▶ Required work
Your task is to copy the material exactly.

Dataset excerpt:
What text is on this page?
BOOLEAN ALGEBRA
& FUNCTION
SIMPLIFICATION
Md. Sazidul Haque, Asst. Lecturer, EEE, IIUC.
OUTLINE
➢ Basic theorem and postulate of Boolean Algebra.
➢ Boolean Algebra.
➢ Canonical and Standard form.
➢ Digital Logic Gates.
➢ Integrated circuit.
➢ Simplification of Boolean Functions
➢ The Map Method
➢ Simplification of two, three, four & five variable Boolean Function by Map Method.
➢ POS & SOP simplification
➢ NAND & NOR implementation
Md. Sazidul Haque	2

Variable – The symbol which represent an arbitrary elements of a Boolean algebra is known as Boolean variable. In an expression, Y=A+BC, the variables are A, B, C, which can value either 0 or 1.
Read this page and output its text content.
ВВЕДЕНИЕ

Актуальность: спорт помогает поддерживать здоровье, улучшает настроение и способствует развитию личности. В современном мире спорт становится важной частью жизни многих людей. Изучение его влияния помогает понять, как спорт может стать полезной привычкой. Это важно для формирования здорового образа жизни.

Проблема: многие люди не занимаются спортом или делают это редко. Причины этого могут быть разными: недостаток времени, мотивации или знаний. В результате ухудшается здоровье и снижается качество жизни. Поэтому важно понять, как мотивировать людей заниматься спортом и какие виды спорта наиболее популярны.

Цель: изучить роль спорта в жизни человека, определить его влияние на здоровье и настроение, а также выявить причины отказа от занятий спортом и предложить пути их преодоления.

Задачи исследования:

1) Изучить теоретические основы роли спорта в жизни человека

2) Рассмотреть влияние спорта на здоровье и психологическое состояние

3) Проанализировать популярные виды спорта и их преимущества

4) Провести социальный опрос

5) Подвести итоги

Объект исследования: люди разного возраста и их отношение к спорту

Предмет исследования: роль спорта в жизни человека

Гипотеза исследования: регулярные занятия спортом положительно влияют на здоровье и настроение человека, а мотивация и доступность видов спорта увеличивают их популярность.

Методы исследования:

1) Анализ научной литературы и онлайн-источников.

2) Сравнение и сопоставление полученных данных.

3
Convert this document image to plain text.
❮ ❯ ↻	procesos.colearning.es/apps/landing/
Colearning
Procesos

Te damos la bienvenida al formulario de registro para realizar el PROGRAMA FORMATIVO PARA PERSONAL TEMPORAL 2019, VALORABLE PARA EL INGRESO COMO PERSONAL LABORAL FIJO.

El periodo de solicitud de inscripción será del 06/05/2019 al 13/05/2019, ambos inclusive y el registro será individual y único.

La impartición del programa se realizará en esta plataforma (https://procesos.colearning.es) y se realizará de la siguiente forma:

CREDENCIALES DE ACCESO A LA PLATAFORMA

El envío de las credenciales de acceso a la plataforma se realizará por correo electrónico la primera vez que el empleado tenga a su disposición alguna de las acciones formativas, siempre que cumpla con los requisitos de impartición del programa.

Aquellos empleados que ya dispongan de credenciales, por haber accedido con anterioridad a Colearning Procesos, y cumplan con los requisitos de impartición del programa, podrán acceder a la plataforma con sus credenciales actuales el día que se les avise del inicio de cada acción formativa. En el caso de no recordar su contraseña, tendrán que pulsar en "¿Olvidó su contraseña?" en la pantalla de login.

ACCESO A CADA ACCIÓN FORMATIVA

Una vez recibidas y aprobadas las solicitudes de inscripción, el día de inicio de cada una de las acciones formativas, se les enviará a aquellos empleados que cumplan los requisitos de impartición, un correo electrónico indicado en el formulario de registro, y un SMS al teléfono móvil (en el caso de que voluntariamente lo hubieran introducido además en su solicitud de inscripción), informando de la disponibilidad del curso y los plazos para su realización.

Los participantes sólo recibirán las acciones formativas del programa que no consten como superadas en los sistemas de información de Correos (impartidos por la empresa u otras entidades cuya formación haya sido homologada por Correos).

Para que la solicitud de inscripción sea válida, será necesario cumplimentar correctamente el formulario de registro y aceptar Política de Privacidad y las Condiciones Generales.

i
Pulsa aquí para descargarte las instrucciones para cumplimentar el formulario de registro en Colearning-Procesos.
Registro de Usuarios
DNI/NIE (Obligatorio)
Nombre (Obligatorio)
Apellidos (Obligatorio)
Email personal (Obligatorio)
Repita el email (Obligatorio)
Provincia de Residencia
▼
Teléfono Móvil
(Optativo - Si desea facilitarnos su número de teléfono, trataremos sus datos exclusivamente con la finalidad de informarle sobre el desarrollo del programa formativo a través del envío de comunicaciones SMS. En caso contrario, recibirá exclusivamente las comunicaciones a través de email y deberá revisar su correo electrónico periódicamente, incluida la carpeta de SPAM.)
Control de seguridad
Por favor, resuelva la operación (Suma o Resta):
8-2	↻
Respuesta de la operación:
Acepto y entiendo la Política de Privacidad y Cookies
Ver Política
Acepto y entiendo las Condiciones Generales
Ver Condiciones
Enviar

▶ Exercise solution
What text is on this page?
BOOLEAN ALGEBRA
& FUNCTION
SIMPLIFICATION
Md. Sazidul Haque, Asst. Lecturer, EEE, IIUC.
OUTLINE
➢ Basic theorem and postulate of Boolean Algebra.
➢ Boolean Algebra.
➢ Canonical and Standard form.
➢ Digital Logic Gates.
➢ Integrated circuit.
➢ Simplification of Boolean Functions
➢ The Map Method
➢ Simplification of two, three, four & five variable Boolean Function by Map Method.
➢ POS & SOP simplification
➢ NAND & NOR implementation
Md. Sazidul Haque	2

Variable – The symbol which represent an arbitrary elements of a Boolean algebra is known as Boolean variable. In an expression, Y=A+BC, the variables are A, B, C, which can value either 0 or 1.
Read this page and output its text content.
ВВЕДЕНИЕ

Актуальность: спорт помогает поддерживать здоровье, улучшает настроение и способствует развитию личности. В современном мире спорт становится важной частью жизни многих людей. Изучение его влияния помогает понять, как спорт может стать полезной привычкой. Это важно для формирования здорового образа жизни.

Проблема: многие люди не занимаются спортом или делают это редко. Причины этого могут быть разными: недостаток времени, мотивации или знаний. В результате ухудшается здоровье и снижается качество жизни. Поэтому важно понять, как мотивировать людей заниматься спортом и какие виды спорта наиболее популярны.

Цель: изучить роль спорта в жизни человека, определить его влияние на здоровье и настроение, а также выявить причины отказа от занятий спортом и предложить пути их преодоления.

Задачи исследования:

1) Изучить теоретические основы роли спорта в жизни человека

2) Рассмотреть влияние спорта на здоровье и психологическое состояние

3) Проанализировать популярные виды спорта и их преимущества

4) Провести социальный опрос

5) Подвести итоги

Объект исследования: люди разного возраста и их отношение к спорту

Предмет исследования: роль спорта в жизни человека

Гипотеза исследования: регулярные занятия спортом положительно влияют на здоровье и настроение человека, а мотивация и доступность видов спорта увеличивают их популярность.

Методы исследования:

1) Анализ научной литературы и онлайн-источников.

2) Сравнение и сопоставление полученных данных.

3
Convert this document image to plain text.
❮ ❯ ↻	procesos.colearning.es/apps/landing/
Colearning
Procesos

Te damos la bienvenida al formulario de registro para realizar el PROGRAMA FORMATIVO PARA PERSONAL TEMPORAL 2019, VALORABLE PARA EL INGRESO COMO PERSONAL LABORAL FIJO.

El periodo de solicitud de inscripción será del 06/05/2019 al 13/05/2019, ambos inclusive y el registro será individual y único.

La impartición del programa se realizará en esta plataforma (https://procesos.colearning.es) y se realizará de la siguiente forma:

CREDENCIALES DE ACCESO A LA PLATAFORMA

El envío de las credenciales de acceso a la plataforma se realizará por correo electrónico la primera vez que el empleado tenga a su disposición alguna de las acciones formativas, siempre que cumpla con los requisitos de impartición del programa.

Aquellos empleados que ya dispongan de credenciales, por haber accedido con anterioridad a Colearning Procesos, y cumplan con los requisitos de impartición del programa, podrán acceder a la plataforma con sus credenciales actuales el día que se les avise del inicio de cada acción formativa. En el caso de no recordar su contraseña, tendrán que pulsar en "¿Olvidó su contraseña?" en la pantalla de login.

ACCESO A CADA ACCIÓN FORMATIVA

Una vez recibidas y aprobadas las solicitudes de inscripción, el día de inicio de cada una de las acciones formativas, se les enviará a aquellos empleados que cumplan los requisitos de impartición, un correo electrónico indicado en el formulario de registro, y un SMS al teléfono móvil (en el caso de que voluntariamente lo hubieran introducido además en su solicitud de inscripción), informando de la disponibilidad del curso y los plazos para su realización.

Los participantes sólo recibirán las acciones formativas del programa que no consten como superadas en los sistemas de información de Correos (impartidos por la empresa u otras entidades cuya formación haya sido homologada por Correos).

Para que la solicitud de inscripción sea válida, será necesario cumplimentar correctamente el formulario de registro y aceptar Política de Privacidad y las Condiciones Generales.

i
Pulsa aquí para descargarte las instrucciones para cumplimentar el formulario de registro en Colearning-Procesos.
Registro de Usuarios
DNI/NIE (Obligatorio)
Nombre (Obligatorio)
Apellidos (Obligatorio)
Email personal (Obligatorio)
Repita el email (Obligatorio)
Provincia de Residencia
▼
Teléfono Móvil
(Optativo - Si desea facilitarnos su número de teléfono, trataremos sus datos exclusivamente con la finalidad de informarle sobre el desarrollo del programa formativo a través del envío de comunicaciones SMS. En caso contrario, recibirá exclusivamente las comunicaciones a través de email y deberá revisar su correo electrónico periódicamente, incluida la carpeta de SPAM.)
Control de seguridad
Por favor, resuelva la operación (Suma o Resta):
8-2	↻
Respuesta de la operación:
Acepto y entiendo la Política de Privacidad y Cookies
Ver Política
Acepto y entiendo las Condiciones Generales
Ver Condiciones
Enviar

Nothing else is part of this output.